-- Aim of the exercise --
In the listing below, pick out lines with "color".

# start of Records to use

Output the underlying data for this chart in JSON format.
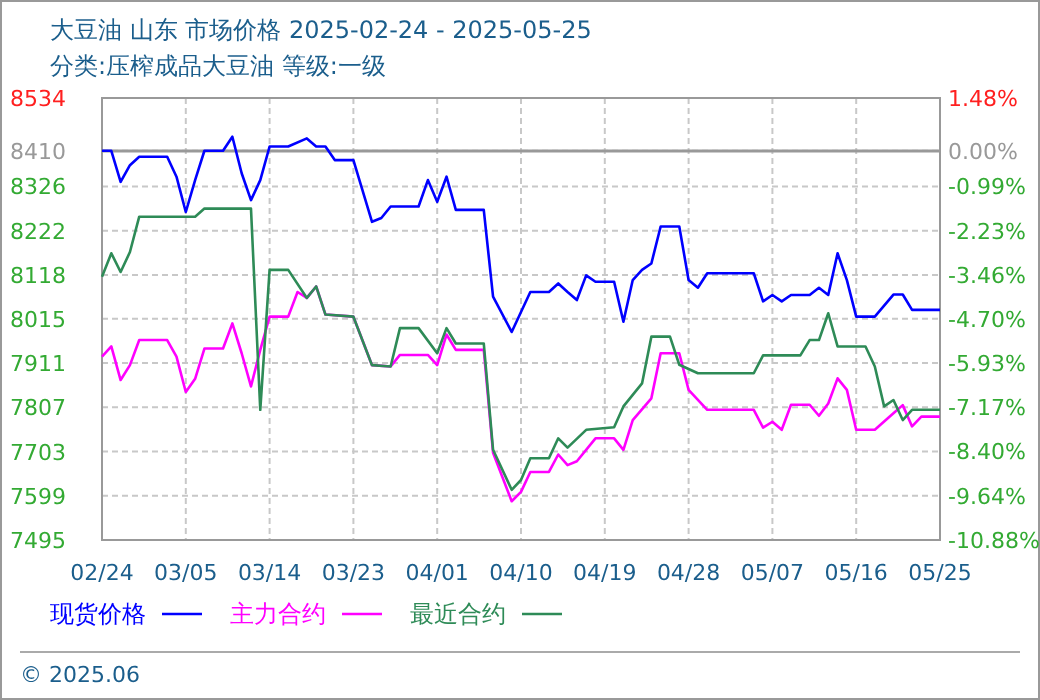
{
  "chart_data": {
    "type": "line",
    "title": "大豆油 山东 市场价格 2025-02-24 - 2025-05-25",
    "subtitle": "分类:压榨成品大豆油 等级:一级",
    "x": [
      "2025-02-24",
      "2025-02-25",
      "2025-02-26",
      "2025-02-27",
      "2025-02-28",
      "2025-03-03",
      "2025-03-04",
      "2025-03-05",
      "2025-03-06",
      "2025-03-07",
      "2025-03-09",
      "2025-03-10",
      "2025-03-11",
      "2025-03-12",
      "2025-03-13",
      "2025-03-14",
      "2025-03-16",
      "2025-03-18",
      "2025-03-19",
      "2025-03-20",
      "2025-03-21",
      "2025-03-23",
      "2025-03-25",
      "2025-03-26",
      "2025-03-27",
      "2025-03-30",
      "2025-03-31",
      "2025-04-01",
      "2025-04-02",
      "2025-04-03",
      "2025-04-06",
      "2025-04-07",
      "2025-04-09",
      "2025-04-11",
      "2025-04-13",
      "2025-04-14",
      "2025-04-15",
      "2025-04-16",
      "2025-04-17",
      "2025-04-18",
      "2025-04-20",
      "2025-04-21",
      "2025-04-22",
      "2025-04-23",
      "2025-04-24",
      "2025-04-25",
      "2025-04-27",
      "2025-04-28",
      "2025-04-29",
      "2025-04-30",
      "2025-05-05",
      "2025-05-06",
      "2025-05-07",
      "2025-05-08",
      "2025-05-09",
      "2025-05-11",
      "2025-05-12",
      "2025-05-13",
      "2025-05-14",
      "2025-05-15",
      "2025-05-16",
      "2025-05-18",
      "2025-05-20",
      "2025-05-21",
      "2025-05-22",
      "2025-05-25"
    ],
    "series": [
      {
        "name": "现货价格",
        "color": "#0000ff",
        "values": [
          8410,
          8410,
          8337,
          8376,
          8396,
          8396,
          8349,
          8266,
          8341,
          8410,
          8410,
          8443,
          8357,
          8294,
          8341,
          8420,
          8420,
          8439,
          8420,
          8420,
          8388,
          8388,
          8243,
          8252,
          8279,
          8279,
          8341,
          8290,
          8349,
          8271,
          8271,
          8067,
          7984,
          8078,
          8078,
          8098,
          8078,
          8059,
          8117,
          8102,
          8102,
          8008,
          8106,
          8130,
          8145,
          8232,
          8232,
          8106,
          8088,
          8122,
          8122,
          8056,
          8071,
          8056,
          8071,
          8071,
          8088,
          8071,
          8169,
          8106,
          8020,
          8020,
          8072,
          8072,
          8036,
          8036
        ]
      },
      {
        "name": "主力合约",
        "color": "#ff00ff",
        "x": [
          "2025-02-24",
          "2025-02-25",
          "2025-02-26",
          "2025-02-27",
          "2025-02-28",
          "2025-03-03",
          "2025-03-04",
          "2025-03-05",
          "2025-03-06",
          "2025-03-07",
          "2025-03-09",
          "2025-03-10",
          "2025-03-11",
          "2025-03-12",
          "2025-03-13",
          "2025-03-14",
          "2025-03-16",
          "2025-03-17",
          "2025-03-18",
          "2025-03-19",
          "2025-03-20",
          "2025-03-23",
          "2025-03-25",
          "2025-03-27",
          "2025-03-28",
          "2025-03-31",
          "2025-04-01",
          "2025-04-02",
          "2025-04-03",
          "2025-04-06",
          "2025-04-07",
          "2025-04-09",
          "2025-04-10",
          "2025-04-11",
          "2025-04-13",
          "2025-04-14",
          "2025-04-15",
          "2025-04-16",
          "2025-04-18",
          "2025-04-20",
          "2025-04-21",
          "2025-04-22",
          "2025-04-24",
          "2025-04-25",
          "2025-04-27",
          "2025-04-28",
          "2025-04-30",
          "2025-05-05",
          "2025-05-06",
          "2025-05-07",
          "2025-05-08",
          "2025-05-09",
          "2025-05-11",
          "2025-05-12",
          "2025-05-13",
          "2025-05-14",
          "2025-05-15",
          "2025-05-16",
          "2025-05-18",
          "2025-05-20",
          "2025-05-21",
          "2025-05-22",
          "2025-05-23",
          "2025-05-25"
        ],
        "values": [
          7926,
          7950,
          7871,
          7906,
          7965,
          7965,
          7926,
          7843,
          7874,
          7945,
          7945,
          8004,
          7934,
          7856,
          7942,
          8020,
          8020,
          8078,
          8064,
          8091,
          8025,
          8020,
          7906,
          7903,
          7930,
          7930,
          7906,
          7978,
          7942,
          7942,
          7700,
          7586,
          7608,
          7655,
          7655,
          7696,
          7671,
          7680,
          7734,
          7734,
          7707,
          7777,
          7828,
          7934,
          7934,
          7848,
          7801,
          7801,
          7759,
          7773,
          7754,
          7813,
          7813,
          7787,
          7816,
          7875,
          7848,
          7754,
          7754,
          7793,
          7812,
          7762,
          7785,
          7785
        ]
      },
      {
        "name": "最近合约",
        "color": "#2e8b57",
        "x": [
          "2025-02-24",
          "2025-02-25",
          "2025-02-26",
          "2025-02-27",
          "2025-02-28",
          "2025-03-06",
          "2025-03-07",
          "2025-03-12",
          "2025-03-13",
          "2025-03-14",
          "2025-03-16",
          "2025-03-18",
          "2025-03-19",
          "2025-03-20",
          "2025-03-23",
          "2025-03-25",
          "2025-03-27",
          "2025-03-28",
          "2025-03-30",
          "2025-04-01",
          "2025-04-02",
          "2025-04-03",
          "2025-04-06",
          "2025-04-07",
          "2025-04-09",
          "2025-04-10",
          "2025-04-11",
          "2025-04-13",
          "2025-04-14",
          "2025-04-15",
          "2025-04-17",
          "2025-04-20",
          "2025-04-21",
          "2025-04-23",
          "2025-04-24",
          "2025-04-26",
          "2025-04-27",
          "2025-04-29",
          "2025-05-05",
          "2025-05-06",
          "2025-05-10",
          "2025-05-11",
          "2025-05-12",
          "2025-05-13",
          "2025-05-14",
          "2025-05-17",
          "2025-05-18",
          "2025-05-19",
          "2025-05-20",
          "2025-05-21",
          "2025-05-22",
          "2025-05-25"
        ],
        "values": [
          8114,
          8169,
          8125,
          8172,
          8255,
          8255,
          8274,
          8274,
          7801,
          8130,
          8130,
          8064,
          8091,
          8025,
          8020,
          7906,
          7903,
          7993,
          7993,
          7934,
          7993,
          7957,
          7957,
          7707,
          7613,
          7636,
          7687,
          7687,
          7734,
          7712,
          7754,
          7760,
          7809,
          7863,
          7973,
          7973,
          7907,
          7887,
          7887,
          7929,
          7929,
          7965,
          7965,
          8028,
          7950,
          7950,
          7903,
          7809,
          7824,
          7777,
          7801,
          7801
        ]
      }
    ],
    "xlim": [
      "2025-02-24",
      "2025-05-25"
    ],
    "xticks": [
      {
        "value": "2025-02-24",
        "label": "02/24"
      },
      {
        "value": "2025-03-05",
        "label": "03/05"
      },
      {
        "value": "2025-03-14",
        "label": "03/14"
      },
      {
        "value": "2025-03-23",
        "label": "03/23"
      },
      {
        "value": "2025-04-01",
        "label": "04/01"
      },
      {
        "value": "2025-04-10",
        "label": "04/10"
      },
      {
        "value": "2025-04-19",
        "label": "04/19"
      },
      {
        "value": "2025-04-28",
        "label": "04/28"
      },
      {
        "value": "2025-05-07",
        "label": "05/07"
      },
      {
        "value": "2025-05-16",
        "label": "05/16"
      },
      {
        "value": "2025-05-25",
        "label": "05/25"
      }
    ],
    "ylim": [
      7495,
      8534
    ],
    "yticks": [
      7495,
      7599,
      7703,
      7807,
      7911,
      8015,
      8118,
      8222,
      8326,
      8410,
      8534
    ],
    "y2lim": [
      -10.88,
      1.48
    ],
    "y2ticks": [
      {
        "value": -10.88,
        "label": "-10.88%"
      },
      {
        "value": -9.64,
        "label": "-9.64%"
      },
      {
        "value": -8.4,
        "label": "-8.40%"
      },
      {
        "value": -7.17,
        "label": "-7.17%"
      },
      {
        "value": -5.93,
        "label": "-5.93%"
      },
      {
        "value": -4.7,
        "label": "-4.70%"
      },
      {
        "value": -3.46,
        "label": "-3.46%"
      },
      {
        "value": -2.23,
        "label": "-2.23%"
      },
      {
        "value": -0.99,
        "label": "-0.99%"
      },
      {
        "value": 0,
        "label": "0.00%"
      },
      {
        "value": 1.48,
        "label": "1.48%"
      }
    ],
    "ref_lines": [
      {
        "axis": "y2",
        "value": 0,
        "color": "#999999"
      }
    ],
    "grid": true,
    "legend": "bottom",
    "line_style": "solid",
    "marker": "none",
    "annotations": [
      "© 2025.06"
    ]
  }
}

# end of Records to use

-- Complete answer --
        "color": "#0000ff",
        "color": "#ff00ff",
        "color": "#2e8b57",
        "color": "#999999"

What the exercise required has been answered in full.